--- Provided information ---

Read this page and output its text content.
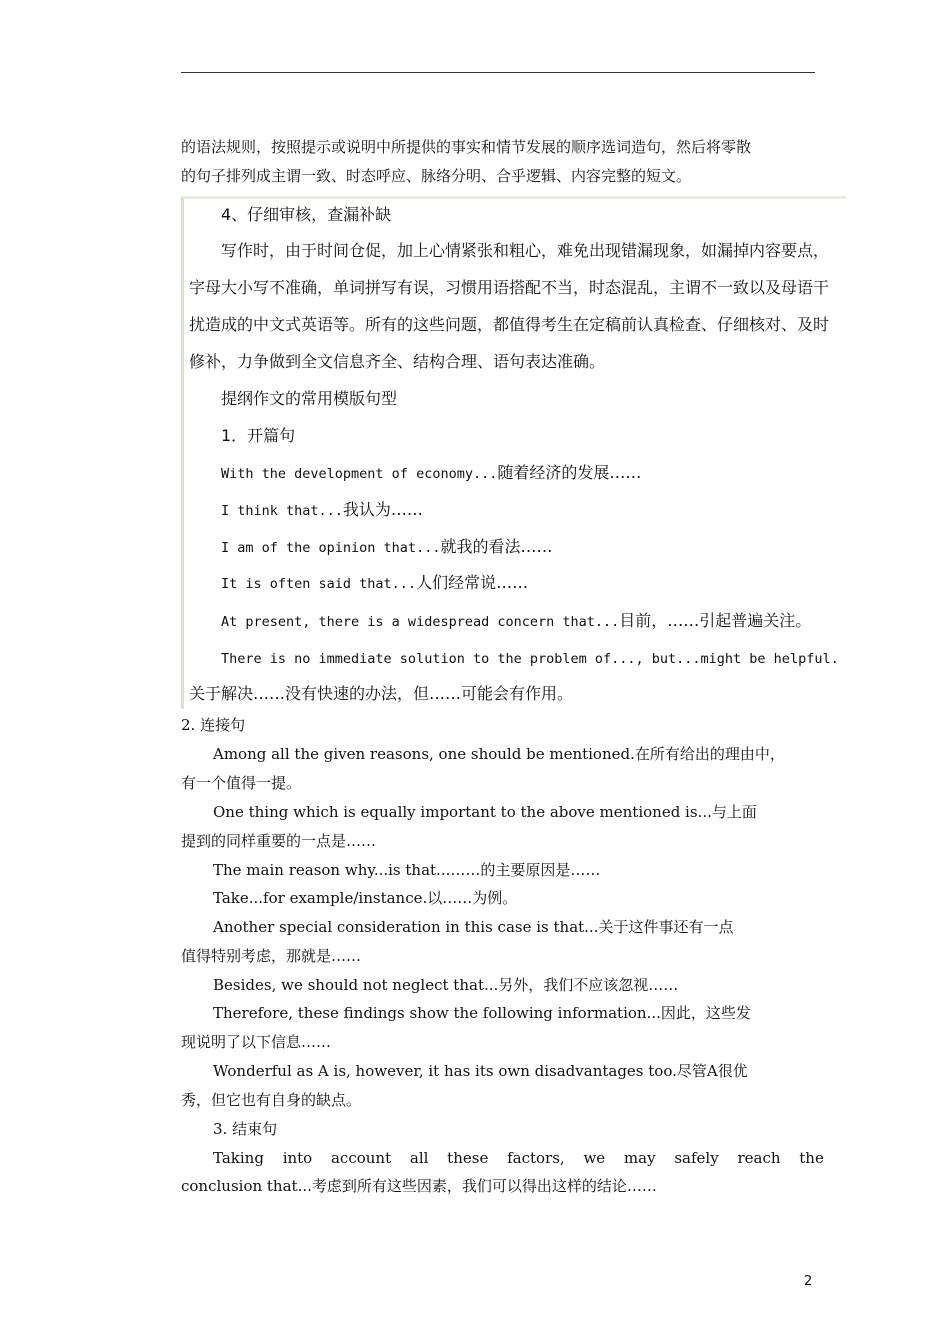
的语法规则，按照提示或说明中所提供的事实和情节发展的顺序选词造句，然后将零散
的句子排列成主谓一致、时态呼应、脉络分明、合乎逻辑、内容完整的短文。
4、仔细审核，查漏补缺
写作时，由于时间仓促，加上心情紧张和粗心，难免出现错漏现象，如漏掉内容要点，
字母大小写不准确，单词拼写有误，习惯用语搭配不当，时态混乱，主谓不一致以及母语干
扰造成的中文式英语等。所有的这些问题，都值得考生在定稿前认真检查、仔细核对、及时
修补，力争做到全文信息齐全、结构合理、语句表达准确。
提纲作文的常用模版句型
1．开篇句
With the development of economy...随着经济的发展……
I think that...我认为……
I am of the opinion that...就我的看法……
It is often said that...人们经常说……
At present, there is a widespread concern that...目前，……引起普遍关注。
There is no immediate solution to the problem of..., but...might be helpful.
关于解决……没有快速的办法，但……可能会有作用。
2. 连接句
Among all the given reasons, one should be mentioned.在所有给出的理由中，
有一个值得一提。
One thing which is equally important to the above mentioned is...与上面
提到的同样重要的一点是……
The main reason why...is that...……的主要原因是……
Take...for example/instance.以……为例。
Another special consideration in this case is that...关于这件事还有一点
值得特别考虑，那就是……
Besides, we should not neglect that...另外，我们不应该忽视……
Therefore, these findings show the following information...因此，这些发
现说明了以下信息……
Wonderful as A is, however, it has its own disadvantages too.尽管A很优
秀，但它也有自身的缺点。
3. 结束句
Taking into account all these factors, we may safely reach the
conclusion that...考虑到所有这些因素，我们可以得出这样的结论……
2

---

#### Work to be completed:
Which lines hold the word "this"? Return all of them from the records above.

#### The solution:
Read this page and output its text content.
Another special consideration in this case is that...关于这件事还有一点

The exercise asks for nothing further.